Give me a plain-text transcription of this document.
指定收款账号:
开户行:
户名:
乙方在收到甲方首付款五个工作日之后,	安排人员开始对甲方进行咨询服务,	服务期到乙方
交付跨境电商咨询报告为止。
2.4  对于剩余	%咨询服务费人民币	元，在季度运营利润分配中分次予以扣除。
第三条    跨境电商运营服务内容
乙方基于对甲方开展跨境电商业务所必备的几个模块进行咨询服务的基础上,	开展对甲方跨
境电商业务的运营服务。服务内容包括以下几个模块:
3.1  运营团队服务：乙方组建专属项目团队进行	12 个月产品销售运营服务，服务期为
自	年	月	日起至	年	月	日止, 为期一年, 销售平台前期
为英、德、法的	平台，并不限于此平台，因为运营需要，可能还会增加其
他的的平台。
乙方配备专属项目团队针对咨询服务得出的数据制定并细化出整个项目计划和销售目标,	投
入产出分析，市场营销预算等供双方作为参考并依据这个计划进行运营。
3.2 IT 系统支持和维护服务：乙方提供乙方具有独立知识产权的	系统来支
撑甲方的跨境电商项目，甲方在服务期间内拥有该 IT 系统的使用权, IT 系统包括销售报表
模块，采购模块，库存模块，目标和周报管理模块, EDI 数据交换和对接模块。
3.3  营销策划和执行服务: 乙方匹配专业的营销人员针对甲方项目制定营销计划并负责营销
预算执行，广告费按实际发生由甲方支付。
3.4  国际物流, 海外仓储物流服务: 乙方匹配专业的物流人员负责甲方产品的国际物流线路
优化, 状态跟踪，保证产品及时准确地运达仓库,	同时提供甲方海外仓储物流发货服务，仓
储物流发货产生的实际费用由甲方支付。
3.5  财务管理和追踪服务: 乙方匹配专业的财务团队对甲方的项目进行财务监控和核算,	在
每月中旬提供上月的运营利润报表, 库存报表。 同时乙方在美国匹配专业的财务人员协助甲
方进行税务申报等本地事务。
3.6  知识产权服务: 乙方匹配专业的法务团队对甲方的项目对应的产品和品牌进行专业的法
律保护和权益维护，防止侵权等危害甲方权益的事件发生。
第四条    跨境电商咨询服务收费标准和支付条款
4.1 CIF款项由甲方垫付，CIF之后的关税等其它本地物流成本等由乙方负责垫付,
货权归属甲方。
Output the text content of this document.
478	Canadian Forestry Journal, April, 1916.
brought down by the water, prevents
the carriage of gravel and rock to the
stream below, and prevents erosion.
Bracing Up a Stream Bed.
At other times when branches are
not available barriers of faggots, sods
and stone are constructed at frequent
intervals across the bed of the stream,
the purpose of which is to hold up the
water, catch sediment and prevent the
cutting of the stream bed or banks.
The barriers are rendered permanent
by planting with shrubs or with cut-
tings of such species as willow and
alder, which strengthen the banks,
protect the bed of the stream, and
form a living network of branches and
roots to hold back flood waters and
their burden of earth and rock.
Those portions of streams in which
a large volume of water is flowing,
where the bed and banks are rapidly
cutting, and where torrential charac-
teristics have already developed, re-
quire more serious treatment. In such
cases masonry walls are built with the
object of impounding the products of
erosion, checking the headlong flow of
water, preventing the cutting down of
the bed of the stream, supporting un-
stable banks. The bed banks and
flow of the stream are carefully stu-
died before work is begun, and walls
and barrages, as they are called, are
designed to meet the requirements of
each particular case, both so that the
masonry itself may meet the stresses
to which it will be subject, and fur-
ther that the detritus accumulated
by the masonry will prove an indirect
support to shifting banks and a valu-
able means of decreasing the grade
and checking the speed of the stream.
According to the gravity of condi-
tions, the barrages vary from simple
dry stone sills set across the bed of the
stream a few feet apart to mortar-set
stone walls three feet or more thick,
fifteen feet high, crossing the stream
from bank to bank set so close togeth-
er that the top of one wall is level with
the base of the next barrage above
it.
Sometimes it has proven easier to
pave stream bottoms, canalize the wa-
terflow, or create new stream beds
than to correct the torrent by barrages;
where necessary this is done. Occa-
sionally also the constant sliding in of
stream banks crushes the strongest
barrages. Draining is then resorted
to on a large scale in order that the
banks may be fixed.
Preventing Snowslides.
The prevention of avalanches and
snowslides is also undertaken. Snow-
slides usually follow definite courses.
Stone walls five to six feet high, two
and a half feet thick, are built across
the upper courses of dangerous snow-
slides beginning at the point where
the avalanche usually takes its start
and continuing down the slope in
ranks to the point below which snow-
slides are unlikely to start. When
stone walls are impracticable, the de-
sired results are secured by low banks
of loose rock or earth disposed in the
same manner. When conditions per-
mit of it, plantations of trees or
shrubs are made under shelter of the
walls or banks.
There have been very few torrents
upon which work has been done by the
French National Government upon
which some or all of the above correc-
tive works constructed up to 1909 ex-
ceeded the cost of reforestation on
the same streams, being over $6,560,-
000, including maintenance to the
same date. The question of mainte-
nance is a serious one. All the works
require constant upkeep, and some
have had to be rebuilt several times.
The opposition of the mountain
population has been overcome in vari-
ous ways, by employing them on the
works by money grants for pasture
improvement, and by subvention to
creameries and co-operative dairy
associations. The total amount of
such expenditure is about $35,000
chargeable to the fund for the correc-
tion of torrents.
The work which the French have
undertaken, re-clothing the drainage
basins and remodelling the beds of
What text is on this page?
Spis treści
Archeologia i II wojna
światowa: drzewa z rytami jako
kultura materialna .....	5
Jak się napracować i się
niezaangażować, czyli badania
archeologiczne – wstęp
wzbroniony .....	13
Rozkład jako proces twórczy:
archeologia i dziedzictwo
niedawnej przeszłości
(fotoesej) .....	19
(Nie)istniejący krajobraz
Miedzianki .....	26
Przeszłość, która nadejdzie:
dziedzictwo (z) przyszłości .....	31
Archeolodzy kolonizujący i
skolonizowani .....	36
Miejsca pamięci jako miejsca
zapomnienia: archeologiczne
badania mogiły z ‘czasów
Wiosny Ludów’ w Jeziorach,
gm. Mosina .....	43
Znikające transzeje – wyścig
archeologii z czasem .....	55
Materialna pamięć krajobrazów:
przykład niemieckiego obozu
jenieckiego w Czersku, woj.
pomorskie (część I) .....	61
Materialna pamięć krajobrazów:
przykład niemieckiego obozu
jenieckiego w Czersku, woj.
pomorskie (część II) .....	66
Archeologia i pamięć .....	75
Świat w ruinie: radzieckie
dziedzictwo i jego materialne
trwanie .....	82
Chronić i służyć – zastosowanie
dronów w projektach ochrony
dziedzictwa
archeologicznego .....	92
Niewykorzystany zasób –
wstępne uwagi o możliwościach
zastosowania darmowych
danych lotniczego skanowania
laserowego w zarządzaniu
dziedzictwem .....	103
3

What is required »
Return all of the entries exactly as they were supplied.

Complete output »
Give me a plain-text transcription of this document.
指定收款账号:
开户行:
户名:
乙方在收到甲方首付款五个工作日之后,	安排人员开始对甲方进行咨询服务,	服务期到乙方
交付跨境电商咨询报告为止。
2.4  对于剩余	%咨询服务费人民币	元，在季度运营利润分配中分次予以扣除。
第三条    跨境电商运营服务内容
乙方基于对甲方开展跨境电商业务所必备的几个模块进行咨询服务的基础上,	开展对甲方跨
境电商业务的运营服务。服务内容包括以下几个模块:
3.1  运营团队服务：乙方组建专属项目团队进行	12 个月产品销售运营服务，服务期为
自	年	月	日起至	年	月	日止, 为期一年, 销售平台前期
为英、德、法的	平台，并不限于此平台，因为运营需要，可能还会增加其
他的的平台。
乙方配备专属项目团队针对咨询服务得出的数据制定并细化出整个项目计划和销售目标,	投
入产出分析，市场营销预算等供双方作为参考并依据这个计划进行运营。
3.2 IT 系统支持和维护服务：乙方提供乙方具有独立知识产权的	系统来支
撑甲方的跨境电商项目，甲方在服务期间内拥有该 IT 系统的使用权, IT 系统包括销售报表
模块，采购模块，库存模块，目标和周报管理模块, EDI 数据交换和对接模块。
3.3  营销策划和执行服务: 乙方匹配专业的营销人员针对甲方项目制定营销计划并负责营销
预算执行，广告费按实际发生由甲方支付。
3.4  国际物流, 海外仓储物流服务: 乙方匹配专业的物流人员负责甲方产品的国际物流线路
优化, 状态跟踪，保证产品及时准确地运达仓库,	同时提供甲方海外仓储物流发货服务，仓
储物流发货产生的实际费用由甲方支付。
3.5  财务管理和追踪服务: 乙方匹配专业的财务团队对甲方的项目进行财务监控和核算,	在
每月中旬提供上月的运营利润报表, 库存报表。 同时乙方在美国匹配专业的财务人员协助甲
方进行税务申报等本地事务。
3.6  知识产权服务: 乙方匹配专业的法务团队对甲方的项目对应的产品和品牌进行专业的法
律保护和权益维护，防止侵权等危害甲方权益的事件发生。
第四条    跨境电商咨询服务收费标准和支付条款
4.1 CIF款项由甲方垫付，CIF之后的关税等其它本地物流成本等由乙方负责垫付,
货权归属甲方。
Output the text content of this document.
478	Canadian Forestry Journal, April, 1916.
brought down by the water, prevents
the carriage of gravel and rock to the
stream below, and prevents erosion.
Bracing Up a Stream Bed.
At other times when branches are
not available barriers of faggots, sods
and stone are constructed at frequent
intervals across the bed of the stream,
the purpose of which is to hold up the
water, catch sediment and prevent the
cutting of the stream bed or banks.
The barriers are rendered permanent
by planting with shrubs or with cut-
tings of such species as willow and
alder, which strengthen the banks,
protect the bed of the stream, and
form a living network of branches and
roots to hold back flood waters and
their burden of earth and rock.
Those portions of streams in which
a large volume of water is flowing,
where the bed and banks are rapidly
cutting, and where torrential charac-
teristics have already developed, re-
quire more serious treatment. In such
cases masonry walls are built with the
object of impounding the products of
erosion, checking the headlong flow of
water, preventing the cutting down of
the bed of the stream, supporting un-
stable banks. The bed banks and
flow of the stream are carefully stu-
died before work is begun, and walls
and barrages, as they are called, are
designed to meet the requirements of
each particular case, both so that the
masonry itself may meet the stresses
to which it will be subject, and fur-
ther that the detritus accumulated
by the masonry will prove an indirect
support to shifting banks and a valu-
able means of decreasing the grade
and checking the speed of the stream.
According to the gravity of condi-
tions, the barrages vary from simple
dry stone sills set across the bed of the
stream a few feet apart to mortar-set
stone walls three feet or more thick,
fifteen feet high, crossing the stream
from bank to bank set so close togeth-
er that the top of one wall is level with
the base of the next barrage above
it.
Sometimes it has proven easier to
pave stream bottoms, canalize the wa-
terflow, or create new stream beds
than to correct the torrent by barrages;
where necessary this is done. Occa-
sionally also the constant sliding in of
stream banks crushes the strongest
barrages. Draining is then resorted
to on a large scale in order that the
banks may be fixed.
Preventing Snowslides.
The prevention of avalanches and
snowslides is also undertaken. Snow-
slides usually follow definite courses.
Stone walls five to six feet high, two
and a half feet thick, are built across
the upper courses of dangerous snow-
slides beginning at the point where
the avalanche usually takes its start
and continuing down the slope in
ranks to the point below which snow-
slides are unlikely to start. When
stone walls are impracticable, the de-
sired results are secured by low banks
of loose rock or earth disposed in the
same manner. When conditions per-
mit of it, plantations of trees or
shrubs are made under shelter of the
walls or banks.
There have been very few torrents
upon which work has been done by the
French National Government upon
which some or all of the above correc-
tive works constructed up to 1909 ex-
ceeded the cost of reforestation on
the same streams, being over $6,560,-
000, including maintenance to the
same date. The question of mainte-
nance is a serious one. All the works
require constant upkeep, and some
have had to be rebuilt several times.
The opposition of the mountain
population has been overcome in vari-
ous ways, by employing them on the
works by money grants for pasture
improvement, and by subvention to
creameries and co-operative dairy
associations. The total amount of
such expenditure is about $35,000
chargeable to the fund for the correc-
tion of torrents.
The work which the French have
undertaken, re-clothing the drainage
basins and remodelling the beds of
What text is on this page?
Spis treści
Archeologia i II wojna
światowa: drzewa z rytami jako
kultura materialna .....	5
Jak się napracować i się
niezaangażować, czyli badania
archeologiczne – wstęp
wzbroniony .....	13
Rozkład jako proces twórczy:
archeologia i dziedzictwo
niedawnej przeszłości
(fotoesej) .....	19
(Nie)istniejący krajobraz
Miedzianki .....	26
Przeszłość, która nadejdzie:
dziedzictwo (z) przyszłości .....	31
Archeolodzy kolonizujący i
skolonizowani .....	36
Miejsca pamięci jako miejsca
zapomnienia: archeologiczne
badania mogiły z ‘czasów
Wiosny Ludów’ w Jeziorach,
gm. Mosina .....	43
Znikające transzeje – wyścig
archeologii z czasem .....	55
Materialna pamięć krajobrazów:
przykład niemieckiego obozu
jenieckiego w Czersku, woj.
pomorskie (część I) .....	61
Materialna pamięć krajobrazów:
przykład niemieckiego obozu
jenieckiego w Czersku, woj.
pomorskie (część II) .....	66
Archeologia i pamięć .....	75
Świat w ruinie: radzieckie
dziedzictwo i jego materialne
trwanie .....	82
Chronić i służyć – zastosowanie
dronów w projektach ochrony
dziedzictwa
archeologicznego .....	92
Niewykorzystany zasób –
wstępne uwagi o możliwościach
zastosowania darmowych
danych lotniczego skanowania
laserowego w zarządzaniu
dziedzictwem .....	103
3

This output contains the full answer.